**SET TASK**
Copy the records below exactly as they are written.

**SUPPLIED MATERIAL**
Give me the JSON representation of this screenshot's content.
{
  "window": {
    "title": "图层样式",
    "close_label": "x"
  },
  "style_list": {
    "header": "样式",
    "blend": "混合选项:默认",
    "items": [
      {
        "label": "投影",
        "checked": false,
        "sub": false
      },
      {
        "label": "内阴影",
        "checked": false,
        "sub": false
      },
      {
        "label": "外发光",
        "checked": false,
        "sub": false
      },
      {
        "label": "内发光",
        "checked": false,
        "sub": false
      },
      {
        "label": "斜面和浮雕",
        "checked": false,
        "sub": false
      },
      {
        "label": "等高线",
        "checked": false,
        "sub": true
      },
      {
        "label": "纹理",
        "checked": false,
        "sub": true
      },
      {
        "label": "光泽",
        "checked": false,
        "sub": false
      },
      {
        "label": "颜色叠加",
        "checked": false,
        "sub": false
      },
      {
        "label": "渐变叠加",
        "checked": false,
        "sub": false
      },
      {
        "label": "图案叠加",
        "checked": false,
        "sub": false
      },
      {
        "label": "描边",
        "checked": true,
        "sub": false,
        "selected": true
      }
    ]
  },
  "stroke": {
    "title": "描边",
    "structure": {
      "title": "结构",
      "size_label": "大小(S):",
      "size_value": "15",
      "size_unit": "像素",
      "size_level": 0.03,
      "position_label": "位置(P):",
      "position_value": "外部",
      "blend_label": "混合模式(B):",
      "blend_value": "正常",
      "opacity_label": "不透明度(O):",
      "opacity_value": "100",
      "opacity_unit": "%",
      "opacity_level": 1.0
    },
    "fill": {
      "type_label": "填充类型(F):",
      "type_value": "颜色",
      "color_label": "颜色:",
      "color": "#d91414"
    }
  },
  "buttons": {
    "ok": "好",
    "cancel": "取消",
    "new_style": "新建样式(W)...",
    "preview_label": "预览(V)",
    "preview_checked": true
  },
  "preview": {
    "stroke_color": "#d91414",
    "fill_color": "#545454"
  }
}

**THE REPLY**
Give me the JSON representation of this screenshot's content.
{
  "window": {
    "title": "图层样式",
    "close_label": "x"
  },
  "style_list": {
    "header": "样式",
    "blend": "混合选项:默认",
    "items": [
      {
        "label": "投影",
        "checked": false,
        "sub": false
      },
      {
        "label": "内阴影",
        "checked": false,
        "sub": false
      },
      {
        "label": "外发光",
        "checked": false,
        "sub": false
      },
      {
        "label": "内发光",
        "checked": false,
        "sub": false
      },
      {
        "label": "斜面和浮雕",
        "checked": false,
        "sub": false
      },
      {
        "label": "等高线",
        "checked": false,
        "sub": true
      },
      {
        "label": "纹理",
        "checked": false,
        "sub": true
      },
      {
        "label": "光泽",
        "checked": false,
        "sub": false
      },
      {
        "label": "颜色叠加",
        "checked": false,
        "sub": false
      },
      {
        "label": "渐变叠加",
        "checked": false,
        "sub": false
      },
      {
        "label": "图案叠加",
        "checked": false,
        "sub": false
      },
      {
        "label": "描边",
        "checked": true,
        "sub": false,
        "selected": true
      }
    ]
  },
  "stroke": {
    "title": "描边",
    "structure": {
      "title": "结构",
      "size_label": "大小(S):",
      "size_value": "15",
      "size_unit": "像素",
      "size_level": 0.03,
      "position_label": "位置(P):",
      "position_value": "外部",
      "blend_label": "混合模式(B):",
      "blend_value": "正常",
      "opacity_label": "不透明度(O):",
      "opacity_value": "100",
      "opacity_unit": "%",
      "opacity_level": 1.0
    },
    "fill": {
      "type_label": "填充类型(F):",
      "type_value": "颜色",
      "color_label": "颜色:",
      "color": "#d91414"
    }
  },
  "buttons": {
    "ok": "好",
    "cancel": "取消",
    "new_style": "新建样式(W)...",
    "preview_label": "预览(V)",
    "preview_checked": true
  },
  "preview": {
    "stroke_color": "#d91414",
    "fill_color": "#545454"
  }
}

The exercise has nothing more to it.